**Aim of the task:**
Give every line again exactly as it appears, please, but not the pictures.
[BEGIN Records]
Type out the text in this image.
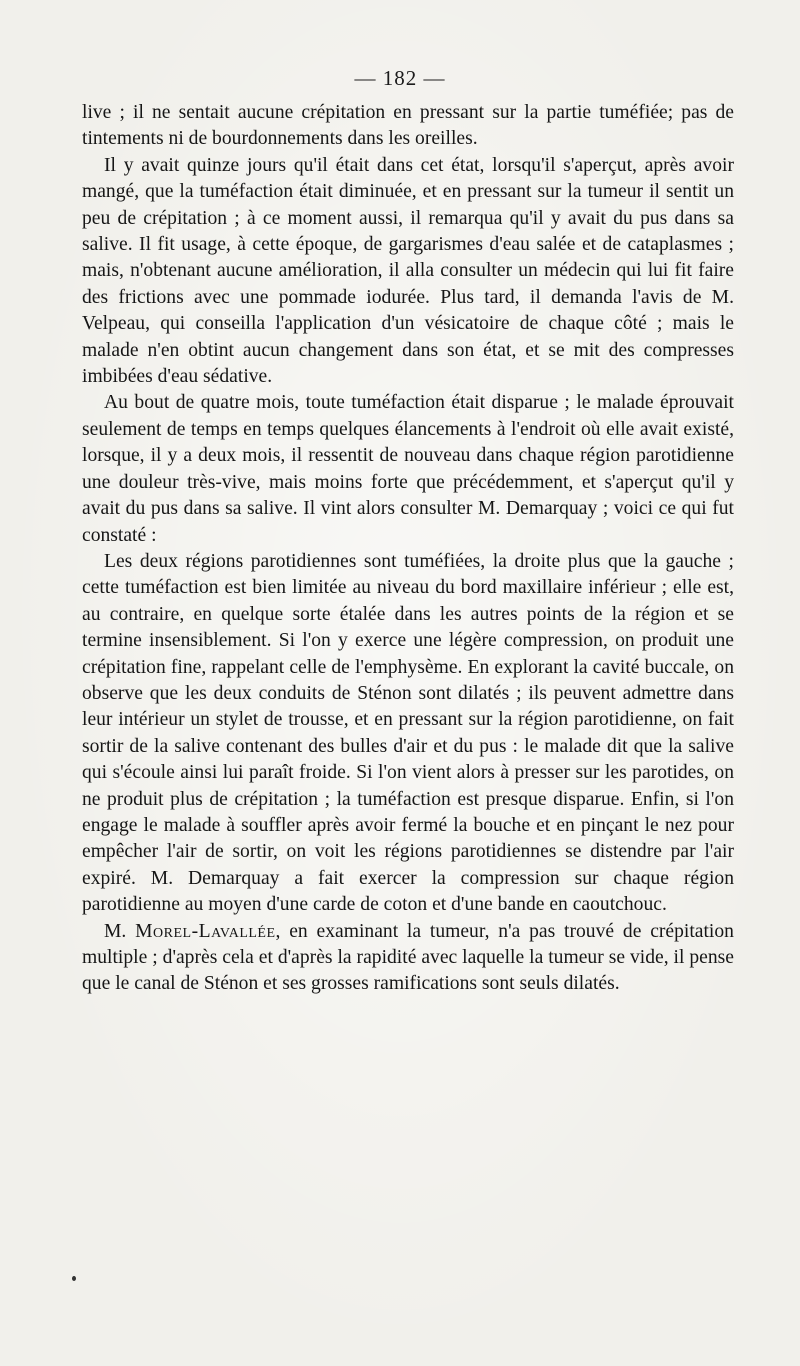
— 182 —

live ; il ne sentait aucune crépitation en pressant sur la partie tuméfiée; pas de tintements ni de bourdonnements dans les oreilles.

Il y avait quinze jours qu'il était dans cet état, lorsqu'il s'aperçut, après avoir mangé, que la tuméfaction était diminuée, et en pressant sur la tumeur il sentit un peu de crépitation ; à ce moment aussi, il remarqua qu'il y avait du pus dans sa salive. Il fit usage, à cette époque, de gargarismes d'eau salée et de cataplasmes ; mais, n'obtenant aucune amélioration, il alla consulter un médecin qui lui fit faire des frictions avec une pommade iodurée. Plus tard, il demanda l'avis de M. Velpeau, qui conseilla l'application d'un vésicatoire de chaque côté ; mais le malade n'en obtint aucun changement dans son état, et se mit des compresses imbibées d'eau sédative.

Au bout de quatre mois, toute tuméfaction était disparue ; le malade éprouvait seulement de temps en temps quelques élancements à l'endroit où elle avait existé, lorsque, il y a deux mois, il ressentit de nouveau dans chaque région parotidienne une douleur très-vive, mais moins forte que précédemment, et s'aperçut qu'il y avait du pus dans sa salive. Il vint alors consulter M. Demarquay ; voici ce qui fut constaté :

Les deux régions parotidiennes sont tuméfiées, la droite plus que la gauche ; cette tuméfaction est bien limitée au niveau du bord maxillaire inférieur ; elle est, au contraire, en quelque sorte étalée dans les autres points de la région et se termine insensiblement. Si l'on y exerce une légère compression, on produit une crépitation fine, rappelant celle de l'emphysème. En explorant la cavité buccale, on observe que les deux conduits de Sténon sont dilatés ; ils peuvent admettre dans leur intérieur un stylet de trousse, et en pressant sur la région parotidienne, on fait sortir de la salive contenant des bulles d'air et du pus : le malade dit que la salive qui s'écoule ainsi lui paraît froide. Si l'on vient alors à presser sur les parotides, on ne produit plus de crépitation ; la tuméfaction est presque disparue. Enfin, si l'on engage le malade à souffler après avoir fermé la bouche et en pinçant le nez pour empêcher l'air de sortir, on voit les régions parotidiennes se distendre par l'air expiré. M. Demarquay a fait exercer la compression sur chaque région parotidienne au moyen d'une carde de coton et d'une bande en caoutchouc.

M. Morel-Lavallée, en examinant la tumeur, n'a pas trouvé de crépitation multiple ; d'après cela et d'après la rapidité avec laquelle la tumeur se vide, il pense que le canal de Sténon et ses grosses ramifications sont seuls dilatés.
[END Records]
**Correct response:**
Type out the text in this image.
— 182 —

live ; il ne sentait aucune crépitation en pressant sur la partie tuméfiée; pas de tintements ni de bourdonnements dans les oreilles.

Il y avait quinze jours qu'il était dans cet état, lorsqu'il s'aperçut, après avoir mangé, que la tuméfaction était diminuée, et en pressant sur la tumeur il sentit un peu de crépitation ; à ce moment aussi, il remarqua qu'il y avait du pus dans sa salive. Il fit usage, à cette époque, de gargarismes d'eau salée et de cataplasmes ; mais, n'obtenant aucune amélioration, il alla consulter un médecin qui lui fit faire des frictions avec une pommade iodurée. Plus tard, il demanda l'avis de M. Velpeau, qui conseilla l'application d'un vésicatoire de chaque côté ; mais le malade n'en obtint aucun changement dans son état, et se mit des compresses imbibées d'eau sédative.

Au bout de quatre mois, toute tuméfaction était disparue ; le malade éprouvait seulement de temps en temps quelques élancements à l'endroit où elle avait existé, lorsque, il y a deux mois, il ressentit de nouveau dans chaque région parotidienne une douleur très-vive, mais moins forte que précédemment, et s'aperçut qu'il y avait du pus dans sa salive. Il vint alors consulter M. Demarquay ; voici ce qui fut constaté :

Les deux régions parotidiennes sont tuméfiées, la droite plus que la gauche ; cette tuméfaction est bien limitée au niveau du bord maxillaire inférieur ; elle est, au contraire, en quelque sorte étalée dans les autres points de la région et se termine insensiblement. Si l'on y exerce une légère compression, on produit une crépitation fine, rappelant celle de l'emphysème. En explorant la cavité buccale, on observe que les deux conduits de Sténon sont dilatés ; ils peuvent admettre dans leur intérieur un stylet de trousse, et en pressant sur la région parotidienne, on fait sortir de la salive contenant des bulles d'air et du pus : le malade dit que la salive qui s'écoule ainsi lui paraît froide. Si l'on vient alors à presser sur les parotides, on ne produit plus de crépitation ; la tuméfaction est presque disparue. Enfin, si l'on engage le malade à souffler après avoir fermé la bouche et en pinçant le nez pour empêcher l'air de sortir, on voit les régions parotidiennes se distendre par l'air expiré. M. Demarquay a fait exercer la compression sur chaque région parotidienne au moyen d'une carde de coton et d'une bande en caoutchouc.

M. Morel-Lavallée, en examinant la tumeur, n'a pas trouvé de crépitation multiple ; d'après cela et d'après la rapidité avec laquelle la tumeur se vide, il pense que le canal de Sténon et ses grosses ramifications sont seuls dilatés.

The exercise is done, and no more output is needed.